■ Exercise goal ■
Restate the full listing word for word and leave the pictures out.

====== Data shown ======

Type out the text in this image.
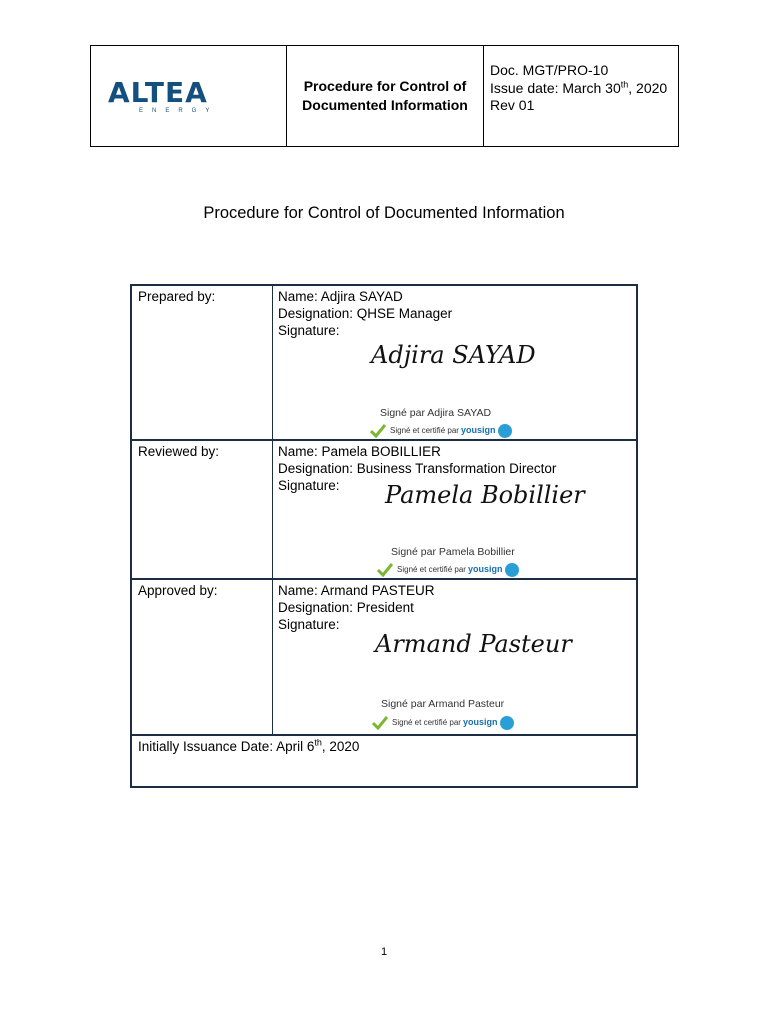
ALTEA
ENERGY
Procedure for Control of Documented Information
Doc. MGT/PRO-10
Issue date: March 30th, 2020
Rev 01
Procedure for Control of Documented Information
Prepared by:	Name: Adjira SAYAD
Designation: QHSE Manager
Signature:
Adjira SAYAD
Signé par Adjira SAYAD
Signé et certifié par yousign
Reviewed by:	Name: Pamela BOBILLIER
Designation: Business Transformation Director
Signature:	Pamela Bobillier
Signé par Pamela Bobillier
Signé et certifié par yousign
Approved by:	Name: Armand PASTEUR
Designation: President
Signature:
Armand Pasteur
Signé par Armand Pasteur
Signé et certifié par yousign
Initially Issuance Date: April 6th, 2020
1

======

■ Final result ■
Type out the text in this image.
ALTEA
ENERGY
Procedure for Control of Documented Information
Doc. MGT/PRO-10
Issue date: March 30th, 2020
Rev 01
Procedure for Control of Documented Information
Prepared by:	Name: Adjira SAYAD
Designation: QHSE Manager
Signature:
Adjira SAYAD
Signé par Adjira SAYAD
Signé et certifié par yousign
Reviewed by:	Name: Pamela BOBILLIER
Designation: Business Transformation Director
Signature:	Pamela Bobillier
Signé par Pamela Bobillier
Signé et certifié par yousign
Approved by:	Name: Armand PASTEUR
Designation: President
Signature:
Armand Pasteur
Signé par Armand Pasteur
Signé et certifié par yousign
Initially Issuance Date: April 6th, 2020
1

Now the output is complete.